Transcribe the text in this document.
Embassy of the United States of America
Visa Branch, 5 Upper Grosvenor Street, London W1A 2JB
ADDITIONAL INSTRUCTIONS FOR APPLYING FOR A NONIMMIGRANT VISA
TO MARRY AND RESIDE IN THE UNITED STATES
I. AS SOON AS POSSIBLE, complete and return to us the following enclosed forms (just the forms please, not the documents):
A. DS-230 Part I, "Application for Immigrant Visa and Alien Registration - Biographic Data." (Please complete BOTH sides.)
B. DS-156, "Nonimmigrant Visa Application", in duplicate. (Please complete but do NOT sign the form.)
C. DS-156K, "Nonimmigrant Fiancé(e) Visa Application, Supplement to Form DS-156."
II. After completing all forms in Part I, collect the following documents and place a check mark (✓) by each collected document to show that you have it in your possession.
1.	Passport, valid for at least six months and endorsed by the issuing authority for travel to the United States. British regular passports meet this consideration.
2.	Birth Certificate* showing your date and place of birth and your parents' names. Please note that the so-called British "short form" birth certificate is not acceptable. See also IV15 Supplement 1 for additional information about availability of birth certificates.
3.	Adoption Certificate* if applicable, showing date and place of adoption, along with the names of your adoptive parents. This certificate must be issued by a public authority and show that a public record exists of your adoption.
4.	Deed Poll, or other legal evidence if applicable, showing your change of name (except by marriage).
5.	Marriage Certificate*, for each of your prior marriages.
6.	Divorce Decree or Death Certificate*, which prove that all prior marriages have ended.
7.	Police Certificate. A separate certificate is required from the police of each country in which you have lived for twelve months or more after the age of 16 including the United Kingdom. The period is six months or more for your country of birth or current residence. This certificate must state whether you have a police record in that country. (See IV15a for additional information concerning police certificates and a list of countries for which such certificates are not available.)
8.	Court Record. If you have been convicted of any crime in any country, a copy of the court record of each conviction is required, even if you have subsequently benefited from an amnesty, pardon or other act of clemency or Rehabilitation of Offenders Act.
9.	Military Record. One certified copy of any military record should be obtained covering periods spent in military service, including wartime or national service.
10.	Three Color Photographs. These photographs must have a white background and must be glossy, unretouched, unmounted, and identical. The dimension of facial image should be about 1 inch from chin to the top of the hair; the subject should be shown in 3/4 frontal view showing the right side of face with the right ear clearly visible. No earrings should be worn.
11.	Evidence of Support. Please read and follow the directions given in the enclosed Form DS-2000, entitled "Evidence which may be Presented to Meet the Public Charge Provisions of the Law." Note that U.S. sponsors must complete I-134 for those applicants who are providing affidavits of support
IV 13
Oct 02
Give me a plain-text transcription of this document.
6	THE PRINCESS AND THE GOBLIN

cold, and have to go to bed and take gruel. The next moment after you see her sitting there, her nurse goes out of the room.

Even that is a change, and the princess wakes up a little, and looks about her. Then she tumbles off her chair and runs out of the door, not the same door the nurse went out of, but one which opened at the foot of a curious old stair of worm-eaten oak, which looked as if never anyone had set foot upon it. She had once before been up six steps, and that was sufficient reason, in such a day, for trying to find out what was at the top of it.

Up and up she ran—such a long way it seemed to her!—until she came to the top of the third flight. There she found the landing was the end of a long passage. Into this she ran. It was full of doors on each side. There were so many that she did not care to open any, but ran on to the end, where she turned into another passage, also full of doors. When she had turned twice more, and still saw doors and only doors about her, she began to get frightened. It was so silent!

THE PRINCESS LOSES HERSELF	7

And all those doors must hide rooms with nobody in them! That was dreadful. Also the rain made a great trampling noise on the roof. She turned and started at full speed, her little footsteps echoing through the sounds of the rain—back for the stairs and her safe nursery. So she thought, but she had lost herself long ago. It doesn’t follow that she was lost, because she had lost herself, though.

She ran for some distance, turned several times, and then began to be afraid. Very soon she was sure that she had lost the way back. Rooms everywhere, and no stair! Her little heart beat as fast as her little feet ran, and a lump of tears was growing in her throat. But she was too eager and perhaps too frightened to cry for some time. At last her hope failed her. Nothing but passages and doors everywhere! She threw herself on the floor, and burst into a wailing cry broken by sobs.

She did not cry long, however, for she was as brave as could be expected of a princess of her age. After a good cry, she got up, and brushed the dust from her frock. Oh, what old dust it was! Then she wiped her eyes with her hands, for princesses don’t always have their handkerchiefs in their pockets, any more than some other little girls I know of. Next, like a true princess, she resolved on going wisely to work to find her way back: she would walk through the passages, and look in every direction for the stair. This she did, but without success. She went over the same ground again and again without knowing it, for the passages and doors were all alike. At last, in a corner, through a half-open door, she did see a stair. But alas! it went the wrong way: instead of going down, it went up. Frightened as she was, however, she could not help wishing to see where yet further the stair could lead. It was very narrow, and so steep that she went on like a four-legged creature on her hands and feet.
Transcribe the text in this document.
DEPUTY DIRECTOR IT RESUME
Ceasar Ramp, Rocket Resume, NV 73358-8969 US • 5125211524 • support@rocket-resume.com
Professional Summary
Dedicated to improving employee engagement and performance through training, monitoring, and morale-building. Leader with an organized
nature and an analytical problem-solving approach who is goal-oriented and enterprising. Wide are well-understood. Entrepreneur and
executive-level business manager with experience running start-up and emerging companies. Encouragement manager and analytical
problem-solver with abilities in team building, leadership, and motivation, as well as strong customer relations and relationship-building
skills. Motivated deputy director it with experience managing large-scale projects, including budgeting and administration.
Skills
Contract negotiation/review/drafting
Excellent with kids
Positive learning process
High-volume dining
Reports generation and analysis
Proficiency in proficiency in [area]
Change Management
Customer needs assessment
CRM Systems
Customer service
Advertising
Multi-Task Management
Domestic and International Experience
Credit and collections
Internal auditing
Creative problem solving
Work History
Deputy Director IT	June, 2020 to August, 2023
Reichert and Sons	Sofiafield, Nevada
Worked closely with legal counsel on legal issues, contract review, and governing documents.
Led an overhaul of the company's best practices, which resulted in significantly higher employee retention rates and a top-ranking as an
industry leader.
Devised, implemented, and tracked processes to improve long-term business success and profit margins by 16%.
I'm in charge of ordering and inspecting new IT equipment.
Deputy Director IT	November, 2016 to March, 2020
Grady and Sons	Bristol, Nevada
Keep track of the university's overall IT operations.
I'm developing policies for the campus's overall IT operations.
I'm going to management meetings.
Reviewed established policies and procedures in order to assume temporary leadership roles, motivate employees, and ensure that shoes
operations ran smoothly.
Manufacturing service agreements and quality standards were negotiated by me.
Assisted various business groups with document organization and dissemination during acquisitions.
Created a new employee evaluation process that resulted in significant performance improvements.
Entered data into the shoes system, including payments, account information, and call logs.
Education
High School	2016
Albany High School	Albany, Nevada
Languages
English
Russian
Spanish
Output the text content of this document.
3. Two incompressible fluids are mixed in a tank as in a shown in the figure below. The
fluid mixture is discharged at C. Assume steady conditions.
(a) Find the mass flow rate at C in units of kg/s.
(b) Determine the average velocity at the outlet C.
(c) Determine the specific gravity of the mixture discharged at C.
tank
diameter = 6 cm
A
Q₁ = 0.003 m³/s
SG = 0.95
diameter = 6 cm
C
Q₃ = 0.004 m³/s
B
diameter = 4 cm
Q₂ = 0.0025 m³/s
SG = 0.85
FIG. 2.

▶ **WORK TO DO**: Nothing should be changed: write out all of the data as is.

▶ **FINISHED ANSWER**:
Transcribe the text in this document.
Embassy of the United States of America
Visa Branch, 5 Upper Grosvenor Street, London W1A 2JB
ADDITIONAL INSTRUCTIONS FOR APPLYING FOR A NONIMMIGRANT VISA
TO MARRY AND RESIDE IN THE UNITED STATES
I. AS SOON AS POSSIBLE, complete and return to us the following enclosed forms (just the forms please, not the documents):
A. DS-230 Part I, "Application for Immigrant Visa and Alien Registration - Biographic Data." (Please complete BOTH sides.)
B. DS-156, "Nonimmigrant Visa Application", in duplicate. (Please complete but do NOT sign the form.)
C. DS-156K, "Nonimmigrant Fiancé(e) Visa Application, Supplement to Form DS-156."
II. After completing all forms in Part I, collect the following documents and place a check mark (✓) by each collected document to show that you have it in your possession.
1.	Passport, valid for at least six months and endorsed by the issuing authority for travel to the United States. British regular passports meet this consideration.
2.	Birth Certificate* showing your date and place of birth and your parents' names. Please note that the so-called British "short form" birth certificate is not acceptable. See also IV15 Supplement 1 for additional information about availability of birth certificates.
3.	Adoption Certificate* if applicable, showing date and place of adoption, along with the names of your adoptive parents. This certificate must be issued by a public authority and show that a public record exists of your adoption.
4.	Deed Poll, or other legal evidence if applicable, showing your change of name (except by marriage).
5.	Marriage Certificate*, for each of your prior marriages.
6.	Divorce Decree or Death Certificate*, which prove that all prior marriages have ended.
7.	Police Certificate. A separate certificate is required from the police of each country in which you have lived for twelve months or more after the age of 16 including the United Kingdom. The period is six months or more for your country of birth or current residence. This certificate must state whether you have a police record in that country. (See IV15a for additional information concerning police certificates and a list of countries for which such certificates are not available.)
8.	Court Record. If you have been convicted of any crime in any country, a copy of the court record of each conviction is required, even if you have subsequently benefited from an amnesty, pardon or other act of clemency or Rehabilitation of Offenders Act.
9.	Military Record. One certified copy of any military record should be obtained covering periods spent in military service, including wartime or national service.
10.	Three Color Photographs. These photographs must have a white background and must be glossy, unretouched, unmounted, and identical. The dimension of facial image should be about 1 inch from chin to the top of the hair; the subject should be shown in 3/4 frontal view showing the right side of face with the right ear clearly visible. No earrings should be worn.
11.	Evidence of Support. Please read and follow the directions given in the enclosed Form DS-2000, entitled "Evidence which may be Presented to Meet the Public Charge Provisions of the Law." Note that U.S. sponsors must complete I-134 for those applicants who are providing affidavits of support
IV 13
Oct 02
Give me a plain-text transcription of this document.
6	THE PRINCESS AND THE GOBLIN

cold, and have to go to bed and take gruel. The next moment after you see her sitting there, her nurse goes out of the room.

Even that is a change, and the princess wakes up a little, and looks about her. Then she tumbles off her chair and runs out of the door, not the same door the nurse went out of, but one which opened at the foot of a curious old stair of worm-eaten oak, which looked as if never anyone had set foot upon it. She had once before been up six steps, and that was sufficient reason, in such a day, for trying to find out what was at the top of it.

Up and up she ran—such a long way it seemed to her!—until she came to the top of the third flight. There she found the landing was the end of a long passage. Into this she ran. It was full of doors on each side. There were so many that she did not care to open any, but ran on to the end, where she turned into another passage, also full of doors. When she had turned twice more, and still saw doors and only doors about her, she began to get frightened. It was so silent!

THE PRINCESS LOSES HERSELF	7

And all those doors must hide rooms with nobody in them! That was dreadful. Also the rain made a great trampling noise on the roof. She turned and started at full speed, her little footsteps echoing through the sounds of the rain—back for the stairs and her safe nursery. So she thought, but she had lost herself long ago. It doesn’t follow that she was lost, because she had lost herself, though.

She ran for some distance, turned several times, and then began to be afraid. Very soon she was sure that she had lost the way back. Rooms everywhere, and no stair! Her little heart beat as fast as her little feet ran, and a lump of tears was growing in her throat. But she was too eager and perhaps too frightened to cry for some time. At last her hope failed her. Nothing but passages and doors everywhere! She threw herself on the floor, and burst into a wailing cry broken by sobs.

She did not cry long, however, for she was as brave as could be expected of a princess of her age. After a good cry, she got up, and brushed the dust from her frock. Oh, what old dust it was! Then she wiped her eyes with her hands, for princesses don’t always have their handkerchiefs in their pockets, any more than some other little girls I know of. Next, like a true princess, she resolved on going wisely to work to find her way back: she would walk through the passages, and look in every direction for the stair. This she did, but without success. She went over the same ground again and again without knowing it, for the passages and doors were all alike. At last, in a corner, through a half-open door, she did see a stair. But alas! it went the wrong way: instead of going down, it went up. Frightened as she was, however, she could not help wishing to see where yet further the stair could lead. It was very narrow, and so steep that she went on like a four-legged creature on her hands and feet.
Transcribe the text in this document.
DEPUTY DIRECTOR IT RESUME
Ceasar Ramp, Rocket Resume, NV 73358-8969 US • 5125211524 • support@rocket-resume.com
Professional Summary
Dedicated to improving employee engagement and performance through training, monitoring, and morale-building. Leader with an organized
nature and an analytical problem-solving approach who is goal-oriented and enterprising. Wide are well-understood. Entrepreneur and
executive-level business manager with experience running start-up and emerging companies. Encouragement manager and analytical
problem-solver with abilities in team building, leadership, and motivation, as well as strong customer relations and relationship-building
skills. Motivated deputy director it with experience managing large-scale projects, including budgeting and administration.
Skills
Contract negotiation/review/drafting
Excellent with kids
Positive learning process
High-volume dining
Reports generation and analysis
Proficiency in proficiency in [area]
Change Management
Customer needs assessment
CRM Systems
Customer service
Advertising
Multi-Task Management
Domestic and International Experience
Credit and collections
Internal auditing
Creative problem solving
Work History
Deputy Director IT	June, 2020 to August, 2023
Reichert and Sons	Sofiafield, Nevada
Worked closely with legal counsel on legal issues, contract review, and governing documents.
Led an overhaul of the company's best practices, which resulted in significantly higher employee retention rates and a top-ranking as an
industry leader.
Devised, implemented, and tracked processes to improve long-term business success and profit margins by 16%.
I'm in charge of ordering and inspecting new IT equipment.
Deputy Director IT	November, 2016 to March, 2020
Grady and Sons	Bristol, Nevada
Keep track of the university's overall IT operations.
I'm developing policies for the campus's overall IT operations.
I'm going to management meetings.
Reviewed established policies and procedures in order to assume temporary leadership roles, motivate employees, and ensure that shoes
operations ran smoothly.
Manufacturing service agreements and quality standards were negotiated by me.
Assisted various business groups with document organization and dissemination during acquisitions.
Created a new employee evaluation process that resulted in significant performance improvements.
Entered data into the shoes system, including payments, account information, and call logs.
Education
High School	2016
Albany High School	Albany, Nevada
Languages
English
Russian
Spanish
Output the text content of this document.
3. Two incompressible fluids are mixed in a tank as in a shown in the figure below. The
fluid mixture is discharged at C. Assume steady conditions.
(a) Find the mass flow rate at C in units of kg/s.
(b) Determine the average velocity at the outlet C.
(c) Determine the specific gravity of the mixture discharged at C.
tank
diameter = 6 cm
A
Q₁ = 0.003 m³/s
SG = 0.95
diameter = 6 cm
C
Q₃ = 0.004 m³/s
B
diameter = 4 cm
Q₂ = 0.0025 m³/s
SG = 0.85
FIG. 2.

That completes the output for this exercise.